Information shown:
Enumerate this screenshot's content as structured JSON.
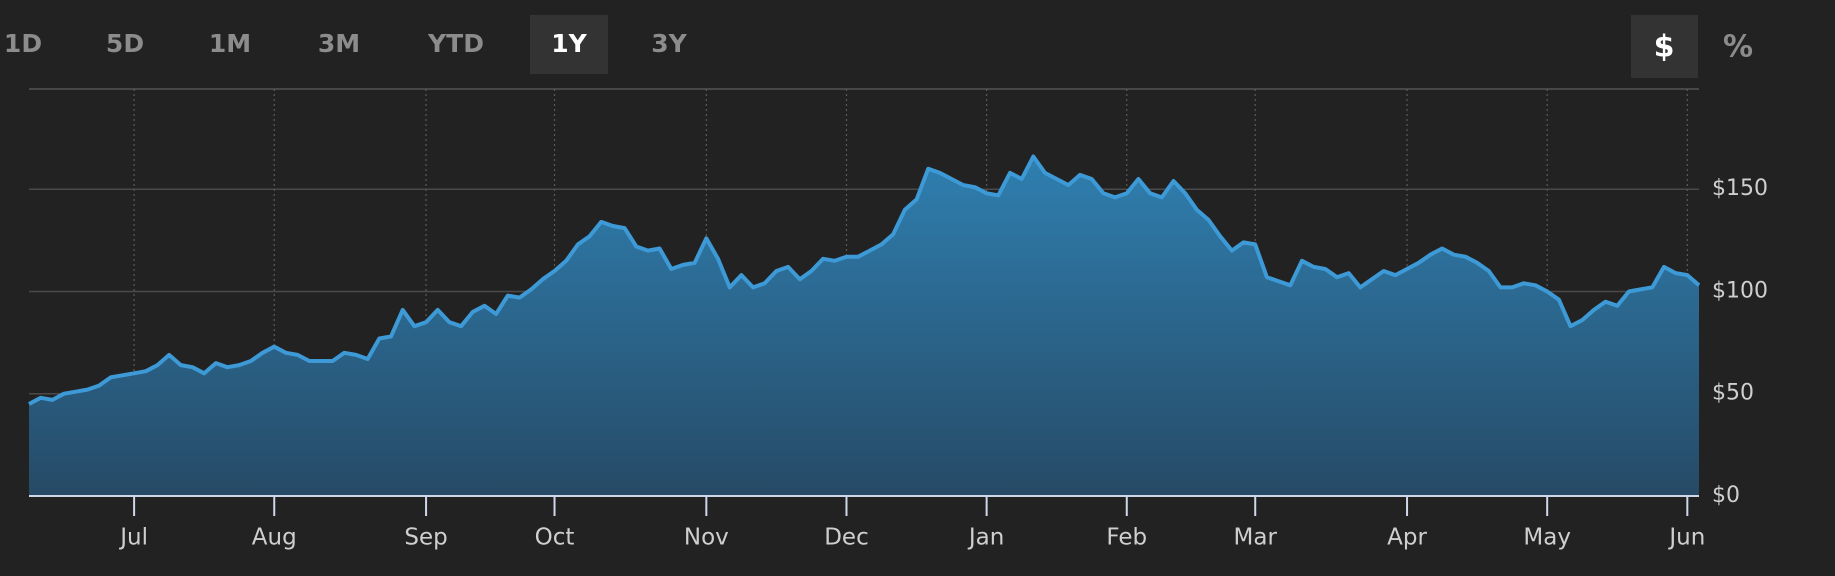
{
  "controls": {
    "ranges": [
      {
        "label": "1D",
        "selected": false
      },
      {
        "label": "5D",
        "selected": false
      },
      {
        "label": "1M",
        "selected": false
      },
      {
        "label": "3M",
        "selected": false
      },
      {
        "label": "YTD",
        "selected": false
      },
      {
        "label": "1Y",
        "selected": true
      },
      {
        "label": "3Y",
        "selected": false
      }
    ],
    "units": [
      {
        "label": "$",
        "selected": true
      },
      {
        "label": "%",
        "selected": false
      }
    ]
  },
  "chart_data": {
    "type": "area",
    "color": "#3d9ad6",
    "values": [
      45,
      48,
      47,
      50,
      51,
      52,
      54,
      58,
      59,
      60,
      61,
      64,
      69,
      64,
      63,
      60,
      65,
      63,
      64,
      66,
      70,
      73,
      70,
      69,
      66,
      66,
      66,
      70,
      69,
      67,
      77,
      78,
      91,
      83,
      85,
      91,
      85,
      83,
      90,
      93,
      89,
      98,
      97,
      101,
      106,
      110,
      115,
      123,
      127,
      134,
      132,
      131,
      122,
      120,
      121,
      111,
      113,
      114,
      126,
      116,
      102,
      108,
      102,
      104,
      110,
      112,
      106,
      110,
      116,
      115,
      117,
      117,
      120,
      123,
      128,
      140,
      145,
      160,
      158,
      155,
      152,
      151,
      148,
      147,
      158,
      155,
      166,
      158,
      155,
      152,
      157,
      155,
      148,
      146,
      148,
      155,
      148,
      146,
      154,
      148,
      140,
      135,
      127,
      120,
      124,
      123,
      107,
      105,
      103,
      115,
      112,
      111,
      107,
      109,
      102,
      106,
      110,
      108,
      111,
      114,
      118,
      121,
      118,
      117,
      114,
      110,
      102,
      102,
      104,
      103,
      100,
      96,
      83,
      86,
      91,
      95,
      93,
      100,
      101,
      102,
      112,
      109,
      108,
      103
    ],
    "xlim": [
      0,
      143
    ],
    "xticks": [
      {
        "value": 9,
        "label": "Jul"
      },
      {
        "value": 21,
        "label": "Aug"
      },
      {
        "value": 34,
        "label": "Sep"
      },
      {
        "value": 45,
        "label": "Oct"
      },
      {
        "value": 58,
        "label": "Nov"
      },
      {
        "value": 70,
        "label": "Dec"
      },
      {
        "value": 82,
        "label": "Jan"
      },
      {
        "value": 94,
        "label": "Feb"
      },
      {
        "value": 105,
        "label": "Mar"
      },
      {
        "value": 118,
        "label": "Apr"
      },
      {
        "value": 130,
        "label": "May"
      },
      {
        "value": 142,
        "label": "Jun"
      }
    ],
    "ylim": [
      0,
      199
    ],
    "yticks": [
      {
        "value": 0,
        "label": "$0"
      },
      {
        "value": 50,
        "label": "$50"
      },
      {
        "value": 100,
        "label": "$100"
      },
      {
        "value": 150,
        "label": "$150"
      }
    ],
    "grid": true
  }
}
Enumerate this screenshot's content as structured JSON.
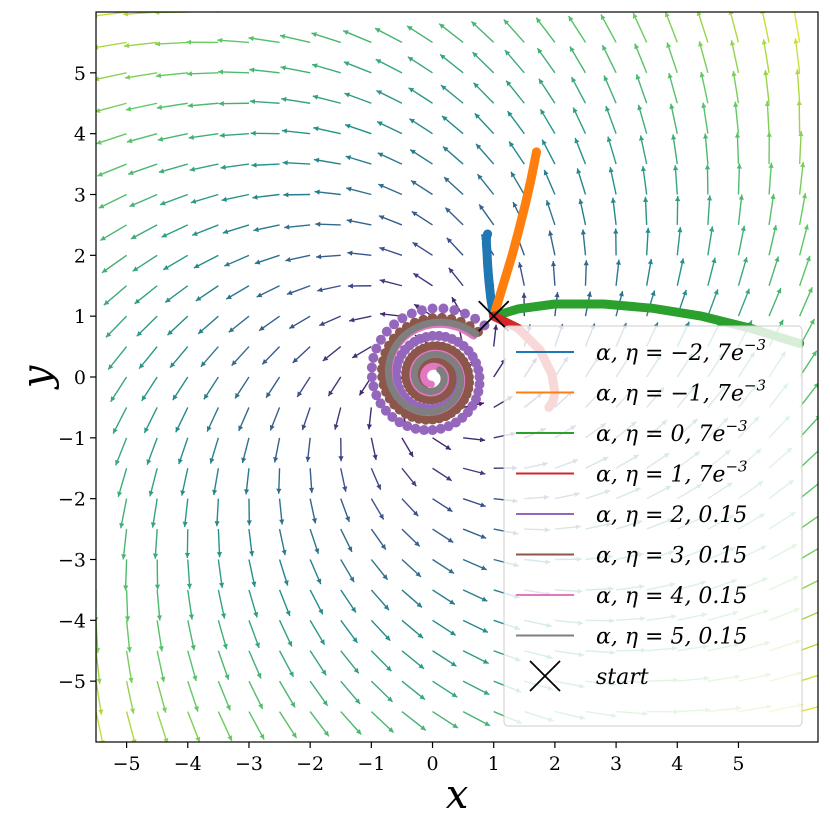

Given problem: Copy every entry word for word, but omit the pictures.

Problem solution:
Enumerate this screenshot's content as structured JSON.
{
  "controls": {
    "ranges": [
      {
        "label": "1D",
        "selected": false
      },
      {
        "label": "5D",
        "selected": false
      },
      {
        "label": "1M",
        "selected": false
      },
      {
        "label": "3M",
        "selected": false
      },
      {
        "label": "YTD",
        "selected": false
      },
      {
        "label": "1Y",
        "selected": true
      },
      {
        "label": "3Y",
        "selected": false
      }
    ],
    "units": [
      {
        "label": "$",
        "selected": true
      },
      {
        "label": "%",
        "selected": false
      }
    ]
  },
  "chart_data": {
    "type": "area",
    "color": "#3d9ad6",
    "values": [
      45,
      48,
      47,
      50,
      51,
      52,
      54,
      58,
      59,
      60,
      61,
      64,
      69,
      64,
      63,
      60,
      65,
      63,
      64,
      66,
      70,
      73,
      70,
      69,
      66,
      66,
      66,
      70,
      69,
      67,
      77,
      78,
      91,
      83,
      85,
      91,
      85,
      83,
      90,
      93,
      89,
      98,
      97,
      101,
      106,
      110,
      115,
      123,
      127,
      134,
      132,
      131,
      122,
      120,
      121,
      111,
      113,
      114,
      126,
      116,
      102,
      108,
      102,
      104,
      110,
      112,
      106,
      110,
      116,
      115,
      117,
      117,
      120,
      123,
      128,
      140,
      145,
      160,
      158,
      155,
      152,
      151,
      148,
      147,
      158,
      155,
      166,
      158,
      155,
      152,
      157,
      155,
      148,
      146,
      148,
      155,
      148,
      146,
      154,
      148,
      140,
      135,
      127,
      120,
      124,
      123,
      107,
      105,
      103,
      115,
      112,
      111,
      107,
      109,
      102,
      106,
      110,
      108,
      111,
      114,
      118,
      121,
      118,
      117,
      114,
      110,
      102,
      102,
      104,
      103,
      100,
      96,
      83,
      86,
      91,
      95,
      93,
      100,
      101,
      102,
      112,
      109,
      108,
      103
    ],
    "xlim": [
      0,
      143
    ],
    "xticks": [
      {
        "value": 9,
        "label": "Jul"
      },
      {
        "value": 21,
        "label": "Aug"
      },
      {
        "value": 34,
        "label": "Sep"
      },
      {
        "value": 45,
        "label": "Oct"
      },
      {
        "value": 58,
        "label": "Nov"
      },
      {
        "value": 70,
        "label": "Dec"
      },
      {
        "value": 82,
        "label": "Jan"
      },
      {
        "value": 94,
        "label": "Feb"
      },
      {
        "value": 105,
        "label": "Mar"
      },
      {
        "value": 118,
        "label": "Apr"
      },
      {
        "value": 130,
        "label": "May"
      },
      {
        "value": 142,
        "label": "Jun"
      }
    ],
    "ylim": [
      0,
      199
    ],
    "yticks": [
      {
        "value": 0,
        "label": "$0"
      },
      {
        "value": 50,
        "label": "$50"
      },
      {
        "value": 100,
        "label": "$100"
      },
      {
        "value": 150,
        "label": "$150"
      }
    ],
    "grid": true
  }
}
Enumerate this screenshot's content as structured JSON.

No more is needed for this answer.